==== Page excerpt ====
Where Eriksson has raised the game is on the power play in 2015-16 compared to past seasons. In 37:48 on the ice with the man advantage thus far, he’s on pace to shatter his totals from his two previous seasons in Boston. His three goals and five points are already half of what he produced in 188+ minutes of 5v4 play a year ago, and he had a total of 11 points in 115 man advantage minutes in 2013-14. His goals and points/60 totals on the power play are 4.76 and 7.94 respectively, impressive when compared against the 1.91 and 3.18 from a year ago (remember he finished second on the team in goals, and his 47 points were second to Bergeron’s 55). Eriksson’s 5v4 numbers in 2013-4 are closer- just 1.04 goals/60 but his assist ratio was a significantly higher 4.66 giving him a 5.70 points/60 during that “failed” season. David Krejci’s numbers look like a guy at the top of Boston’s pay scale- his 5v4 goals and points/60 are even higher than Eriksson’s- 2.92 and 10.21.

Time will tell if Boston can sustain its blistering power play pace, but you figure Eriksson and his teammates will come back down to Earth at some point. For now, however, he is making his presence felt, which is important given that the man advantage is helping to offset the disastrous last-place PK for Boston.

Eriksson’s shots per game are down from what they were in the previous two seasons, but he’s making more plays to pass the puck to teammates who are finishing them off with goals. His individual Corsi rating is down because he’s simply not shooting as much as he has in the past, but expect that to balance out as the season goes on.

So, if you look at Eriksson’s consistent production across the two full seasons and early part of a third, he’s actually been a good value for his current cap hit of $4.25M. At age 30, he’s not getting any younger but when you compare him to Pittsburgh forward Patric Hornqvist, for example, his  points/60 at even strength are comparable, but on the PP, Eriksson’s 7.94 far eclipses Hornqvist’s 2.46 (Hornqvist has played about 13 fewer minutes with the man advantage as Eriksson has). Jakub Voracek and James van Riemsdyk both make the same coin and are well behind the older Eriksson in terms of their 5on5 and 5on4 production. Calgary’s Michael Frolik makes $4.3M and is well ahead at even strength P/60 with 3.00, but is a big goose egg on the PP.

So- given the loss of Chris Kelly to a fractured femur and the fact that Eriksson is not only providing production, but quiet leadership as a respected teammate, don’t be so quick to advocate for his departure. It is entirely possible that by the end of the season, assuming he can continue to perform on a similar trajectory, talk of a modest AAV increase with a reasonable term of let’s say- three years- gives Eriksson an opportunity to be part of a better solution than what we have seen to date in Boston.
====
Task set »
A. Repeat the Eriksson article word for word between "Time will tell" and "PK for Boston.", inclusive.
B. According to the Eriksson article, why does it matter that Eriksson is making his presence felt on the power play?
==== Information provided ====
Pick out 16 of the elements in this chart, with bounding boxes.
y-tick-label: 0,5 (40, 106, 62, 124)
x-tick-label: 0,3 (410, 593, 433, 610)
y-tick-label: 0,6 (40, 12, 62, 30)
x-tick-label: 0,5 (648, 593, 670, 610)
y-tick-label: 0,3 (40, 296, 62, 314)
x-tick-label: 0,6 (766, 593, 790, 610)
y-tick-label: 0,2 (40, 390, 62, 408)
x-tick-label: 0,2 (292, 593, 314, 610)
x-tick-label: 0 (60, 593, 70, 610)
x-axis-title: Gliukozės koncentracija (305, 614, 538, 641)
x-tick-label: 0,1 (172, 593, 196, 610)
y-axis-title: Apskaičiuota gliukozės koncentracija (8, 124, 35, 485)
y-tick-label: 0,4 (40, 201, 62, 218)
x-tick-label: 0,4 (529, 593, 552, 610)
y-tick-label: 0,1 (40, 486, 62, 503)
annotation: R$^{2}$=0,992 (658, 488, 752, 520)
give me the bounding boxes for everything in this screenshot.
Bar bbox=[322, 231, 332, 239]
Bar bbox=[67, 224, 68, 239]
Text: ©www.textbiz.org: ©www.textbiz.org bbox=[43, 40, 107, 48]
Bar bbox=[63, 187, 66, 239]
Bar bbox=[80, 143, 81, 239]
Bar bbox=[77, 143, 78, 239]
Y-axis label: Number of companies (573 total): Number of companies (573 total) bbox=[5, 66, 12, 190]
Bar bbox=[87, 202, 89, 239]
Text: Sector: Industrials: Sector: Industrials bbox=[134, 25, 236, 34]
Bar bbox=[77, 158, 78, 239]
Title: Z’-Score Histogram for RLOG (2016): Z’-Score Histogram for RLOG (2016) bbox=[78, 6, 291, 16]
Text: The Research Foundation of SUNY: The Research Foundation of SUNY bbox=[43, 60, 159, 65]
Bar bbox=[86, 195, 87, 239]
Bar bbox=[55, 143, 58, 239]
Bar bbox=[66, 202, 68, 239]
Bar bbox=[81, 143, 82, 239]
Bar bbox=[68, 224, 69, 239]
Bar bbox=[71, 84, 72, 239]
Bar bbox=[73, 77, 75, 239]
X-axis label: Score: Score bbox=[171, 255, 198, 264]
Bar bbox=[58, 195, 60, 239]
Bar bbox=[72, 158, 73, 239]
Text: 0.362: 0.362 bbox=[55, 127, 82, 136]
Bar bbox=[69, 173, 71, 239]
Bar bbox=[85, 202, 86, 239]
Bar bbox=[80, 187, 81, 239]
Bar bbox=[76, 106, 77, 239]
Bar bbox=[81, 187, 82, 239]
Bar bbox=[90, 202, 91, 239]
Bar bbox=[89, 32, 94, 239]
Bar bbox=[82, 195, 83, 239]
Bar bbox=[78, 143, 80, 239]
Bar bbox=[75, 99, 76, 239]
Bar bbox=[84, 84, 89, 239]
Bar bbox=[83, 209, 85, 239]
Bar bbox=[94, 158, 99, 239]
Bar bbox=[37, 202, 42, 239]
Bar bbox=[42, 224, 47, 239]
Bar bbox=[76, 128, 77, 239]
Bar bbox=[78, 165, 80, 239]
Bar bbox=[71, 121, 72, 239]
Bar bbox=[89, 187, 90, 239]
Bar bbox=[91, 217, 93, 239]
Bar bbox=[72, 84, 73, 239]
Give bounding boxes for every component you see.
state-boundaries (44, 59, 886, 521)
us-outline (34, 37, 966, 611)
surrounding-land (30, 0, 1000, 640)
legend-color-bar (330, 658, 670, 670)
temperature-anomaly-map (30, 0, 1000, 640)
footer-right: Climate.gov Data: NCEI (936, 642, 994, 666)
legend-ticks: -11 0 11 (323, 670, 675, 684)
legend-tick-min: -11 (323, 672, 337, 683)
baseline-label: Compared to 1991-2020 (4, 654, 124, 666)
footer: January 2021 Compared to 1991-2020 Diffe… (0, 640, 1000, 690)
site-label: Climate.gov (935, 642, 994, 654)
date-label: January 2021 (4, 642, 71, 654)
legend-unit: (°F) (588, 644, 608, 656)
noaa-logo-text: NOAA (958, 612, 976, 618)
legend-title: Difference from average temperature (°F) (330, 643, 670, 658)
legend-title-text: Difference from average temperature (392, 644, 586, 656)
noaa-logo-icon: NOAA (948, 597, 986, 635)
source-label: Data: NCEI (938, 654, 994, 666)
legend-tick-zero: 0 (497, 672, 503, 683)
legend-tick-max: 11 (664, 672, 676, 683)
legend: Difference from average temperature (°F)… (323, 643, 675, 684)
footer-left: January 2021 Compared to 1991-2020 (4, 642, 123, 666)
====
Solutions per task »
A.
Time will tell if Boston can sustain its blistering power play pace, but you figure Eriksson and his teammates will come back down to Earth at some point. For now, however, he is making his presence felt, which is important given that the man advantage is helping to offset the disastrous last-place PK for Boston.

B. It matters because Boston's man advantage is helping to offset the team's disastrous last-place penalty kill.